— begin —

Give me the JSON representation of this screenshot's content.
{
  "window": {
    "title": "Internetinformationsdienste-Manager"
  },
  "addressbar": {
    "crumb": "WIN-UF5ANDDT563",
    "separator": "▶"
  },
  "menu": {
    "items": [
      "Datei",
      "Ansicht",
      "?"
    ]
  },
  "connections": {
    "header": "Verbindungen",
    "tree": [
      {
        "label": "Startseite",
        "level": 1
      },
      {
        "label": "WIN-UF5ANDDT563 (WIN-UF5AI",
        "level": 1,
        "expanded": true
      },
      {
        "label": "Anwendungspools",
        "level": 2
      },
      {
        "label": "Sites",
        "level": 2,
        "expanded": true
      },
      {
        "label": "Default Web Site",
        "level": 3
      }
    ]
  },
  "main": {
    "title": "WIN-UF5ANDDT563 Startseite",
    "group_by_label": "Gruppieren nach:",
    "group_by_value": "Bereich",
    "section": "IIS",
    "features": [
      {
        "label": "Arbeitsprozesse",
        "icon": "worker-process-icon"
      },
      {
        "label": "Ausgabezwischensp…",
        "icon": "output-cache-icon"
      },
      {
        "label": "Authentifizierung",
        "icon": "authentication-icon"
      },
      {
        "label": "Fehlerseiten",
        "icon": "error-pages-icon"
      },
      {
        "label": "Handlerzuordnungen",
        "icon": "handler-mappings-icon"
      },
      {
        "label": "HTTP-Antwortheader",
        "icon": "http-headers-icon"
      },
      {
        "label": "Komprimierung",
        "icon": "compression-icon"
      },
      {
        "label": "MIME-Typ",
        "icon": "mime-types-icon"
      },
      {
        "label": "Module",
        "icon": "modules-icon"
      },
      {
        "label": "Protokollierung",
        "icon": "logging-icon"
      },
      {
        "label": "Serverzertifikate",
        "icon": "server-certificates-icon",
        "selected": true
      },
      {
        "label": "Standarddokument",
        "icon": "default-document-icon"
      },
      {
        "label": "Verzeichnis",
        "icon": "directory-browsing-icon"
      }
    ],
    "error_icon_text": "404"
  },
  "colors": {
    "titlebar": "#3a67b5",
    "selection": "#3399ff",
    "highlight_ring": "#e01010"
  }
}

— end —

**Problem to solve**
Your task is to repeat every entry exactly.

**Final answer**
Give me the JSON representation of this screenshot's content.
{
  "window": {
    "title": "Internetinformationsdienste-Manager"
  },
  "addressbar": {
    "crumb": "WIN-UF5ANDDT563",
    "separator": "▶"
  },
  "menu": {
    "items": [
      "Datei",
      "Ansicht",
      "?"
    ]
  },
  "connections": {
    "header": "Verbindungen",
    "tree": [
      {
        "label": "Startseite",
        "level": 1
      },
      {
        "label": "WIN-UF5ANDDT563 (WIN-UF5AI",
        "level": 1,
        "expanded": true
      },
      {
        "label": "Anwendungspools",
        "level": 2
      },
      {
        "label": "Sites",
        "level": 2,
        "expanded": true
      },
      {
        "label": "Default Web Site",
        "level": 3
      }
    ]
  },
  "main": {
    "title": "WIN-UF5ANDDT563 Startseite",
    "group_by_label": "Gruppieren nach:",
    "group_by_value": "Bereich",
    "section": "IIS",
    "features": [
      {
        "label": "Arbeitsprozesse",
        "icon": "worker-process-icon"
      },
      {
        "label": "Ausgabezwischensp…",
        "icon": "output-cache-icon"
      },
      {
        "label": "Authentifizierung",
        "icon": "authentication-icon"
      },
      {
        "label": "Fehlerseiten",
        "icon": "error-pages-icon"
      },
      {
        "label": "Handlerzuordnungen",
        "icon": "handler-mappings-icon"
      },
      {
        "label": "HTTP-Antwortheader",
        "icon": "http-headers-icon"
      },
      {
        "label": "Komprimierung",
        "icon": "compression-icon"
      },
      {
        "label": "MIME-Typ",
        "icon": "mime-types-icon"
      },
      {
        "label": "Module",
        "icon": "modules-icon"
      },
      {
        "label": "Protokollierung",
        "icon": "logging-icon"
      },
      {
        "label": "Serverzertifikate",
        "icon": "server-certificates-icon",
        "selected": true
      },
      {
        "label": "Standarddokument",
        "icon": "default-document-icon"
      },
      {
        "label": "Verzeichnis",
        "icon": "directory-browsing-icon"
      }
    ],
    "error_icon_text": "404"
  },
  "colors": {
    "titlebar": "#3a67b5",
    "selection": "#3399ff",
    "highlight_ring": "#e01010"
  }
}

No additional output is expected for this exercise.